Stored entries
____

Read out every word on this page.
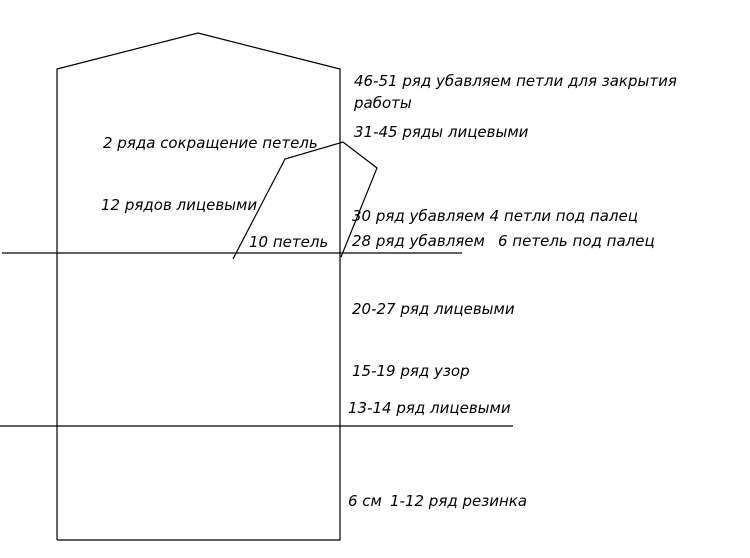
46-51 ряд убавляем петли для закрытия
работы
31-45 ряды лицевыми
2 ряда сокращение петель
12 рядов лицевыми
30 ряд убавляем 4 петли под палец
10 петель 28 ряд убавляем 6 петель под палец
20-27 ряд лицевыми
15-19 ряд узор
13-14 ряд лицевыми
6 см 1-12 ряд резинка
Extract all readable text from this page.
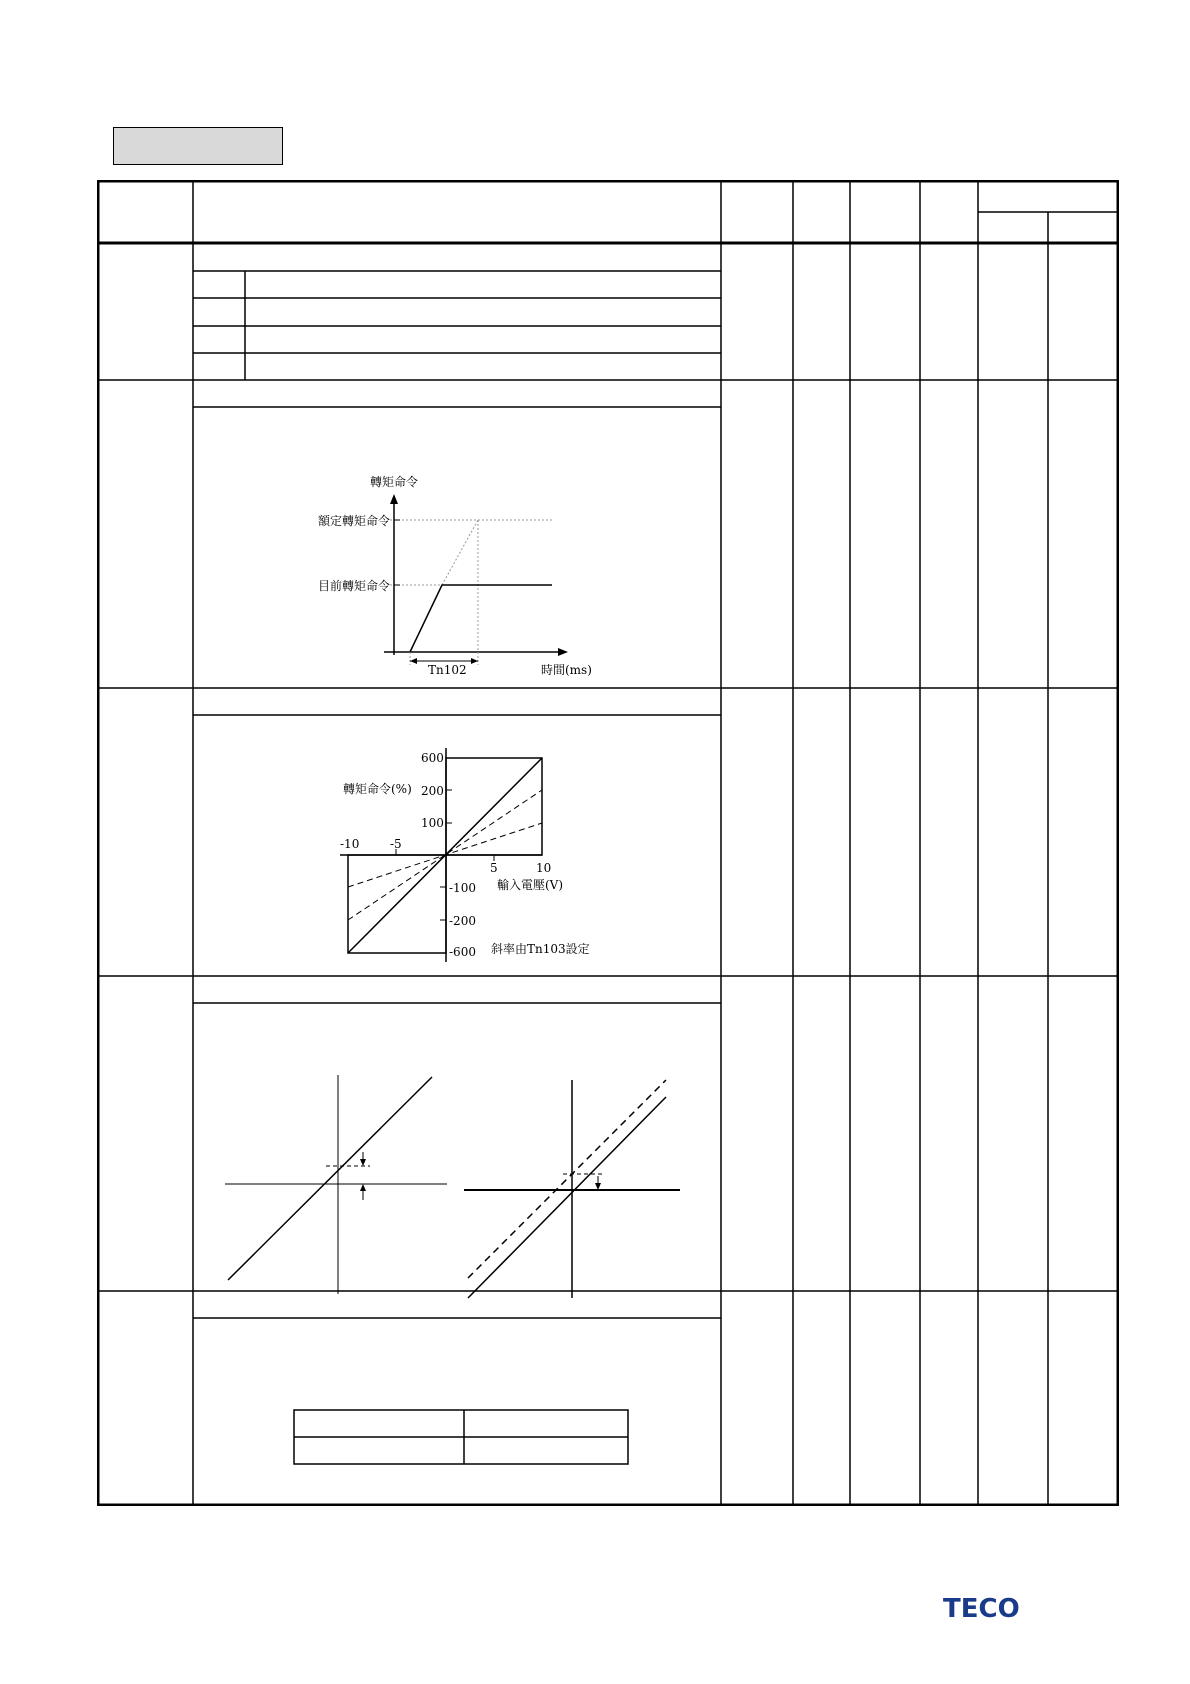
轉矩命令
額定轉矩命令
目前轉矩命令
Tn102	時間(ms)
600
200
100
-100
-200
-600
-10	-5
5	10
轉矩命令(%)
輸入電壓(V)
斜率由Tn103設定
TECO
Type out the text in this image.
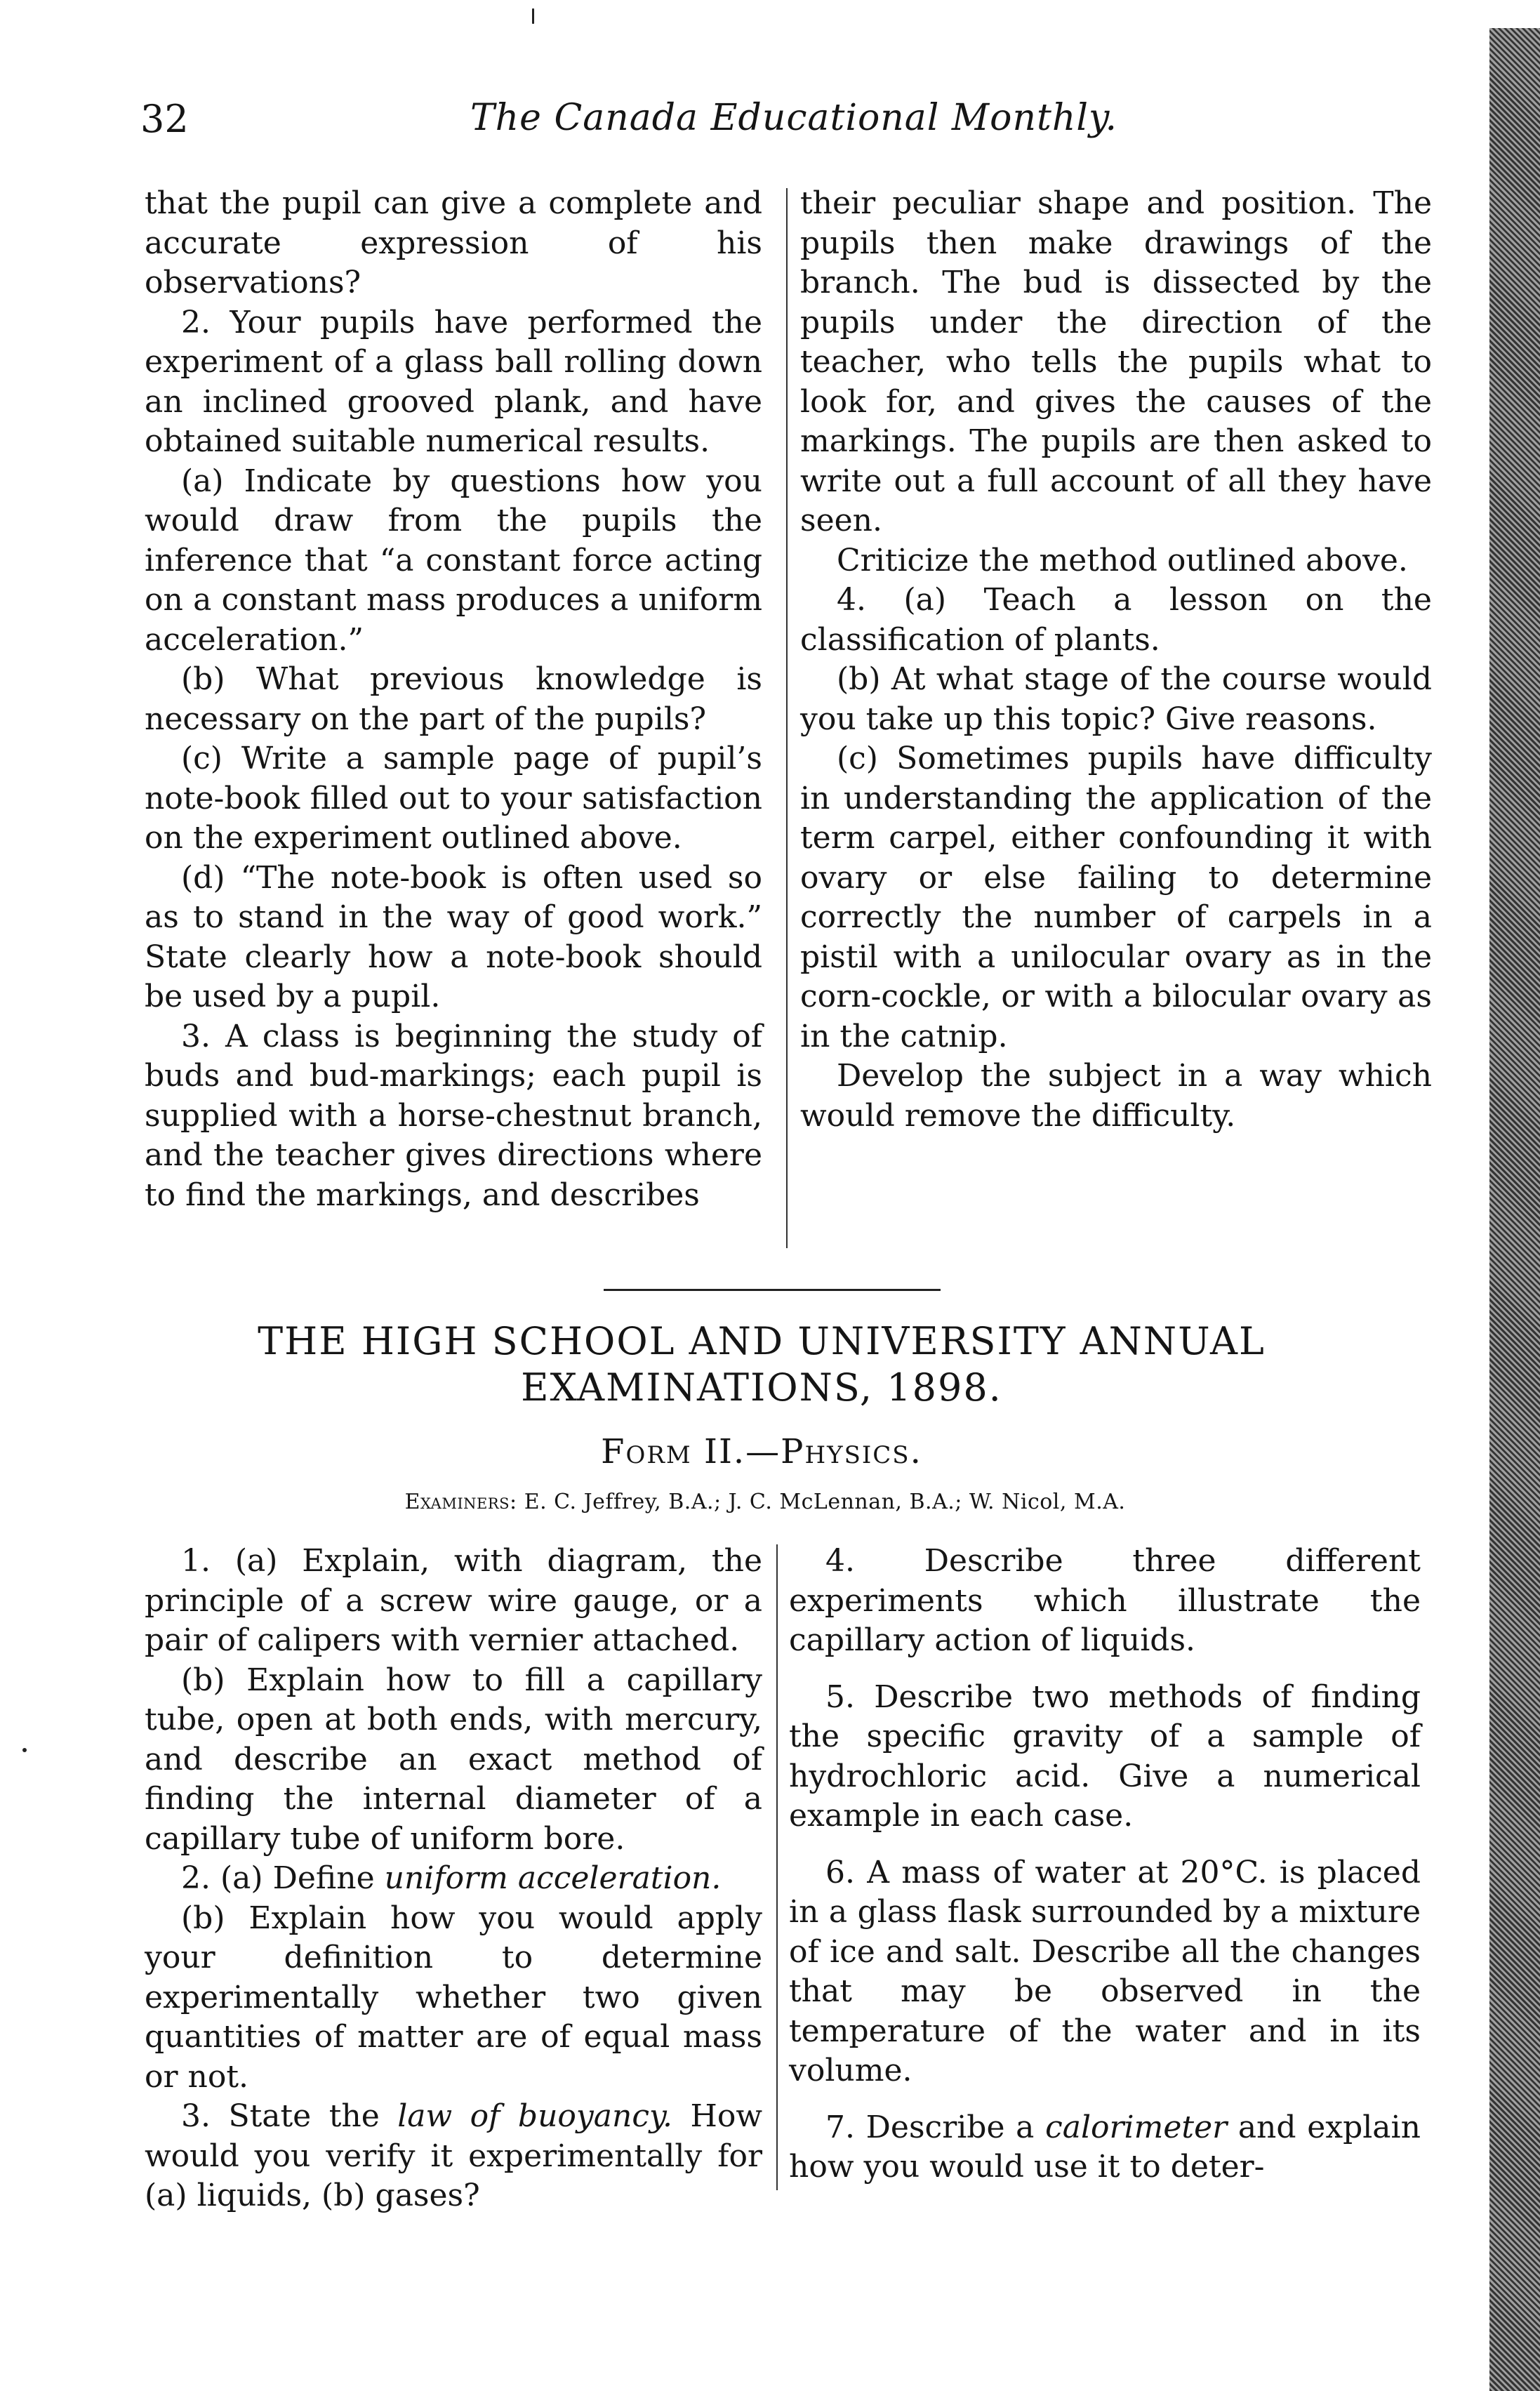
32	The Canada Educational Monthly.

that the pupil can give a complete and accurate expression of his observations?

2. Your pupils have performed the experiment of a glass ball rolling down an inclined grooved plank, and have obtained suitable numerical results.

(a) Indicate by questions how you would draw from the pupils the inference that “a constant force acting on a constant mass produces a uniform acceleration.”

(b) What previous knowledge is necessary on the part of the pupils?

(c) Write a sample page of pupil’s note-book filled out to your satisfaction on the experiment outlined above.

(d) “The note-book is often used so as to stand in the way of good work.” State clearly how a note-book should be used by a pupil.

3. A class is beginning the study of buds and bud-markings; each pupil is supplied with a horse-chestnut branch, and the teacher gives directions where to find the markings, and describes

their peculiar shape and position. The pupils then make drawings of the branch. The bud is dissected by the pupils under the direction of the teacher, who tells the pupils what to look for, and gives the causes of the markings. The pupils are then asked to write out a full account of all they have seen.

Criticize the method outlined above.

4. (a) Teach a lesson on the classification of plants.

(b) At what stage of the course would you take up this topic? Give reasons.

(c) Sometimes pupils have difficulty in understanding the application of the term carpel, either confounding it with ovary or else failing to determine correctly the number of carpels in a pistil with a unilocular ovary as in the corn-cockle, or with a bilocular ovary as in the catnip.

Develop the subject in a way which would remove the difficulty.

THE HIGH SCHOOL AND UNIVERSITY ANNUAL
EXAMINATIONS, 1898.
Form II.—Physics.
Examiners: E. C. Jeffrey, B.A.; J. C. McLennan, B.A.; W. Nicol, M.A.

1. (a) Explain, with diagram, the principle of a screw wire gauge, or a pair of calipers with vernier attached.

(b) Explain how to fill a capillary tube, open at both ends, with mercury, and describe an exact method of finding the internal diameter of a capillary tube of uniform bore.

2. (a) Define uniform acceleration.

(b) Explain how you would apply your definition to determine experimentally whether two given quantities of matter are of equal mass or not.

3. State the law of buoyancy. How would you verify it experimentally for (a) liquids, (b) gases?

4. Describe three different experiments which illustrate the capillary action of liquids.

5. Describe two methods of finding the specific gravity of a sample of hydrochloric acid. Give a numerical example in each case.

6. A mass of water at 20°C. is placed in a glass flask surrounded by a mixture of ice and salt. Describe all the changes that may be observed in the temperature of the water and in its volume.

7. Describe a calorimeter and explain how you would use it to deter-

____

# What to do
List each line holding the string "gives".

# Output for this task
3. A class is beginning the study of buds and bud-markings; each pupil is supplied with a horse-chestnut branch, and the teacher gives directions where to find the markings, and describes
their peculiar shape and position. The pupils then make drawings of the branch. The bud is dissected by the pupils under the direction of the teacher, who tells the pupils what to look for, and gives the causes of the markings. The pupils are then asked to write out a full account of all they have seen.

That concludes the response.